— Your instructions —
Return each line containing the string "structured".

○ ○ ○ ○ ○ ○ ○

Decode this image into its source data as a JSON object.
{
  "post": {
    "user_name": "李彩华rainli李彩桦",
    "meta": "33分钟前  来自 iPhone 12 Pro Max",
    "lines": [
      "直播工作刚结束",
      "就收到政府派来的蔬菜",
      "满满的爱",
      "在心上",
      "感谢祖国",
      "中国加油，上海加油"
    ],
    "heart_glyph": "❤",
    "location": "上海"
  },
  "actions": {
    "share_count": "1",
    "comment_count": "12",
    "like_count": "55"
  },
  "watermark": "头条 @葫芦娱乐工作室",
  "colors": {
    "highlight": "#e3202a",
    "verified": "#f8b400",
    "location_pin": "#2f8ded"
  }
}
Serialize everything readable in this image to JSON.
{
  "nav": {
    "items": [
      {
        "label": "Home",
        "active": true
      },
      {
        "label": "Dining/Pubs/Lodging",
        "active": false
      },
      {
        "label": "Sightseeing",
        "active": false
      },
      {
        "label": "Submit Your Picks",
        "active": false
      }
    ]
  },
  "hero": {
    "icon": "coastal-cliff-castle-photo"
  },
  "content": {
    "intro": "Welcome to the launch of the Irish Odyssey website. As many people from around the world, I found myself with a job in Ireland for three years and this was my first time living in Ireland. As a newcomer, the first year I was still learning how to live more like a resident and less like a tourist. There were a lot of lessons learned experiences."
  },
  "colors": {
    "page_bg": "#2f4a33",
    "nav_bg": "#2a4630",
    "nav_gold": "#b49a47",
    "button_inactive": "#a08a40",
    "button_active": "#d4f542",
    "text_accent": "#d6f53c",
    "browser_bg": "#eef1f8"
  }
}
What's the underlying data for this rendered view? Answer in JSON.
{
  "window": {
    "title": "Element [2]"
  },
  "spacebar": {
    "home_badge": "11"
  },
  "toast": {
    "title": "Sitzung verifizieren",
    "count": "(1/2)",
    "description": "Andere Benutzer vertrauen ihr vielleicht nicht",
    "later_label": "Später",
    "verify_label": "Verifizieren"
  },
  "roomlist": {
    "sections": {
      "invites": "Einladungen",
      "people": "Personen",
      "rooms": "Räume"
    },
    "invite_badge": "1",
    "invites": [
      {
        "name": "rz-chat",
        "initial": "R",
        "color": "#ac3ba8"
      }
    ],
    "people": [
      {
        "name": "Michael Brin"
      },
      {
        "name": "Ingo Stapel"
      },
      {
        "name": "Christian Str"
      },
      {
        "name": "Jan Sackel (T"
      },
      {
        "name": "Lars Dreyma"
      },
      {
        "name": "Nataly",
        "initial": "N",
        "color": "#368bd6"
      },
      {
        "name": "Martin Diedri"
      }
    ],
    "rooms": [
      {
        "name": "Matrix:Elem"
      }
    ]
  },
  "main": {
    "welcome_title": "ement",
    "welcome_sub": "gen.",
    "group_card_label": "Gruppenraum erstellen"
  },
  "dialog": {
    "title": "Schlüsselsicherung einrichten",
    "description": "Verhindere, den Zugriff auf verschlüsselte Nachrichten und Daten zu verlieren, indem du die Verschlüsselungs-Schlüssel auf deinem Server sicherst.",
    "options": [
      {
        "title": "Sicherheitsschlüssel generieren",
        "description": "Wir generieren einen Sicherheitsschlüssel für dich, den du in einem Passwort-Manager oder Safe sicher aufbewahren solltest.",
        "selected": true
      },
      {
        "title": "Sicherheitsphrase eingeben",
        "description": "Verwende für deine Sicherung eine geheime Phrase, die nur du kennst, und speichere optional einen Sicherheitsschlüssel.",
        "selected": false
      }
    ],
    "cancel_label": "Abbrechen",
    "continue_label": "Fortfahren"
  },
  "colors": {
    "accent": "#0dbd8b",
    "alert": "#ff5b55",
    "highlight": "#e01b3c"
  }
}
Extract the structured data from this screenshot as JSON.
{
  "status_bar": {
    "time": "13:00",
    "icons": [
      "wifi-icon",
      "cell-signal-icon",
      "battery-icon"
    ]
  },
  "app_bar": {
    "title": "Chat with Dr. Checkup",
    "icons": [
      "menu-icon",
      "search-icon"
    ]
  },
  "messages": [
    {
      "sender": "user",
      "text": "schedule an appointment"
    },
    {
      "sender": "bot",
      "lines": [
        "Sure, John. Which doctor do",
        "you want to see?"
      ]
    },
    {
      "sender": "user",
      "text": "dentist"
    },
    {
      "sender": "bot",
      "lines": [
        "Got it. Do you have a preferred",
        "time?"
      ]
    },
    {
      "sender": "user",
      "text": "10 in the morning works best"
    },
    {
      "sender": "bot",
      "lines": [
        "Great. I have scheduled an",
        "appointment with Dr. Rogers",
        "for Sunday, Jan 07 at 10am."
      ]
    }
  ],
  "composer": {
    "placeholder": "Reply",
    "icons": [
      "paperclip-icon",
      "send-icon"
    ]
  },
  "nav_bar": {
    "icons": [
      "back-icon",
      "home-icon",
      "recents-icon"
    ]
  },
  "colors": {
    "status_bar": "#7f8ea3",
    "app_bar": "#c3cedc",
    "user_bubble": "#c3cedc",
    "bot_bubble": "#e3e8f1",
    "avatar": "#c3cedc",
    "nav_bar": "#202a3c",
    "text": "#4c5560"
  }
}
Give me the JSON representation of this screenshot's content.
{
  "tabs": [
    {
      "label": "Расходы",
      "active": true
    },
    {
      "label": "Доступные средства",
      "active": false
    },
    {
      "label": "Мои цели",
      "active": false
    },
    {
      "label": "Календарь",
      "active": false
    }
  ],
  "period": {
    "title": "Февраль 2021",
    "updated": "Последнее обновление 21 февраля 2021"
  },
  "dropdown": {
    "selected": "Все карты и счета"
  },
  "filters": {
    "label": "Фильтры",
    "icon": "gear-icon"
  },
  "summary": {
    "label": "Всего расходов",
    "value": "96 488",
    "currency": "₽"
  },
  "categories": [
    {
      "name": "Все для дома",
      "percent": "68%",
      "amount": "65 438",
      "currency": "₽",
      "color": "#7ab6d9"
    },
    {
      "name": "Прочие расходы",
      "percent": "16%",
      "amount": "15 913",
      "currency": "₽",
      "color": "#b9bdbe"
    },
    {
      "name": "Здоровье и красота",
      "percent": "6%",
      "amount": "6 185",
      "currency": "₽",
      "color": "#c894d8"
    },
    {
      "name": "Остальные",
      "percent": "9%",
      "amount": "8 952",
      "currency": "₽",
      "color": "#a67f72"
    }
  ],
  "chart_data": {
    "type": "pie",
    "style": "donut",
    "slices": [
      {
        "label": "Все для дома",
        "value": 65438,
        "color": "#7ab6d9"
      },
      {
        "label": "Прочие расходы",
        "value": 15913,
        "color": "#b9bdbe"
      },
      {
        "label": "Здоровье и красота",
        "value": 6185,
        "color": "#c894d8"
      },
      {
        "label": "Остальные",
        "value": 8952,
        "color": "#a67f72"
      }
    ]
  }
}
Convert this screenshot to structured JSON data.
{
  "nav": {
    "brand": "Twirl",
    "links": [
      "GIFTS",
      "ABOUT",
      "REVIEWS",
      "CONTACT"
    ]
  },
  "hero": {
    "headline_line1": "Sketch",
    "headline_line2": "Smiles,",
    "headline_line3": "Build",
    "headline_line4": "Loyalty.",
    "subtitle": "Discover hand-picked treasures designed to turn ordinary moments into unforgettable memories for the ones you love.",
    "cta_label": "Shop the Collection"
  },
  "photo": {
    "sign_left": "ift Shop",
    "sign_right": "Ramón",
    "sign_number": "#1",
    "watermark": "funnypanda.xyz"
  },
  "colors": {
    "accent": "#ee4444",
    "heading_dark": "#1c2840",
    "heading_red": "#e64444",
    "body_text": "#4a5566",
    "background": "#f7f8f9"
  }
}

○ ○ ○ ○ ○ ○ ○

— Written response —
Extract the structured data from this screenshot as JSON.
Convert this screenshot to structured JSON data.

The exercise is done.